The Committee on Intercollegiate
Athletics will examine year-by-year
information on football and male basketball
scholarship players. The focal point of the
study, according to Nancy Rubin, the
subcommittee's chairwoman, will be the
admissions office's prediction of academic
success as compared to the final outcome.
Throughout the decade, the athletic
department has taken its share of abuse and
according to Dooley, the criticism has been
anything but sweet to swallow.
"It was very difficult to respond to all of
the criticism, but we understood it," Dooley
says. "However, in any crisis, you have the
opportunity to make the program better if
the program is strong to begin with."
Since the dark cloud and stigma of the
Kemp trial, the University has found a silver
lining through years of hard work and
dedication to make its Bulldog athletes
superior performers in the classroom as well
as on their respective fields of competition.
UGA takes reform role in early '80s
Actually, the University began the current
national movement to raise the standards
and academic level of the student-athlete in
1980 — two years after Kemp was hired.
Fred Davison, then University president,
organized a meeting at Sapelo Island, which
brought together some of the country’s
foremost authorities on college athletics,
including Indiana Basketball Coach Bobby
Knight, Penn State Head Football Coach Joe
Patemo as well as presidents from four
major universities.
"In 1980, college coaches and
administrators around the country saw how
academic requirements for athletes were
extremely low," Dooley says. "The University
of Georgia agreed to host a meeting of
representatives from colleges around the
country where college presidents, athletic
directors and football and basketball coaches
could come together and engage in dialogue
together about how to solve these problems."

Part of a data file
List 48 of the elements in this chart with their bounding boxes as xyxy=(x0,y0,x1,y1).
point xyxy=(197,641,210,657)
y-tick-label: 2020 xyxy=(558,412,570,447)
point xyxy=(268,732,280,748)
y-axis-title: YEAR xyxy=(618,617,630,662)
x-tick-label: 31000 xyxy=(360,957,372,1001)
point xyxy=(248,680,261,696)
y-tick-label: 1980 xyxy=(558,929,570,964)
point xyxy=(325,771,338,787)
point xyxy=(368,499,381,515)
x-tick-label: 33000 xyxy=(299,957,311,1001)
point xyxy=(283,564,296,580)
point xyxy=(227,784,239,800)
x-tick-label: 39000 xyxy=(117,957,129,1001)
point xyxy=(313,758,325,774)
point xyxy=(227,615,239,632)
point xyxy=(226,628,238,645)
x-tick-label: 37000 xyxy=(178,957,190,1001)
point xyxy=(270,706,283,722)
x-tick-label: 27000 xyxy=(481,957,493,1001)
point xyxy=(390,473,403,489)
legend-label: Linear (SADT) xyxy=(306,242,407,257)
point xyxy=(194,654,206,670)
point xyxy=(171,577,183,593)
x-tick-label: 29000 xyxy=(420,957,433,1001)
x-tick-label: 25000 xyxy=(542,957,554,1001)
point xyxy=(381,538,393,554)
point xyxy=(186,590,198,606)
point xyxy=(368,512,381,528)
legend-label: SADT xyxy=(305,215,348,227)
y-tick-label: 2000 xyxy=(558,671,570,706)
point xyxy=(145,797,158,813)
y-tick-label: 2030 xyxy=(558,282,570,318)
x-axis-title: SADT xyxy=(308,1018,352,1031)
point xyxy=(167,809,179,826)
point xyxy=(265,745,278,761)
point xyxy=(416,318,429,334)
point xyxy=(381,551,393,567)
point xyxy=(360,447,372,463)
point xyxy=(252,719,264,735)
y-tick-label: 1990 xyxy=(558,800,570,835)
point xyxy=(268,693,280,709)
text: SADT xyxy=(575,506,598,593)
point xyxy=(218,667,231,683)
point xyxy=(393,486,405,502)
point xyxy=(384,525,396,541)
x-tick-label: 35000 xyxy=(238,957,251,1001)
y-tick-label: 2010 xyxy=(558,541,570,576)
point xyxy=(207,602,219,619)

* Given problem A: According to the passage on athletics reform at the University of Georgia, where did Fred Davison organize the meeting?
* Given problem B:
Decide whether each statement agrees with the passage on athletics reform at the University of Georgia, answering yes or no and quoting the words of the passage that decide it.
(i) Nancy Rubin chairs the subcommittee.
(ii) The committee will examine information on women's basketball players.
(iii) The University began the movement to raise academic standards before Kemp was hired.
* Given problem C: Carry on the passage on athletics reform at the University of Georgia from where it stops.

* Exercise response A: Sapelo Island

* Exercise response B:
(i) Yes: "according to Nancy Rubin, the subcommittee's chairwoman"
(ii) No: "football and male basketball scholarship players"
(iii) No: "1980 — two years after Kemp was hired"

* Exercise response C:
The meeting was conducted in a round
table manner, with the participants
receiving the opportunity to voice their
opinions on which issue was the most
important for the survival of college
athletics. Raising the admissions standards
of student-athletes was a recurring topic.
"From that meeting, we came up with a
formula for admissions being a 700
Scholastic Aptitude Test and a 2.0 grade
point average in core high school classes,"
Dooley says.
The committees' recommendation was
forwarded to the NCAA and it was the seed
of the Proposition 48 legislation that went
into effect in 1983.
'The NCAA watered down our work,
though," Dooley said. "We recommended
that the policy be enacted nationwide and
that if a high school student did not meet the
requirements, he or she would not be
admitted into school. The National
Collegiate Athletic Association, with the
adoption of Proposition 48, allowed partial
qualifiers to enroll."
Proposition 48 requires all high school
athletes to achieve a 2.0 grade point average
and a 700 on the SAT in order to be admitted;
Jan Kemp
however, if an athlete fails to meet one of
these standards, he or she is admitted and
given an athletic scholarship, but not
allowed to compete or practice with the team
for one season.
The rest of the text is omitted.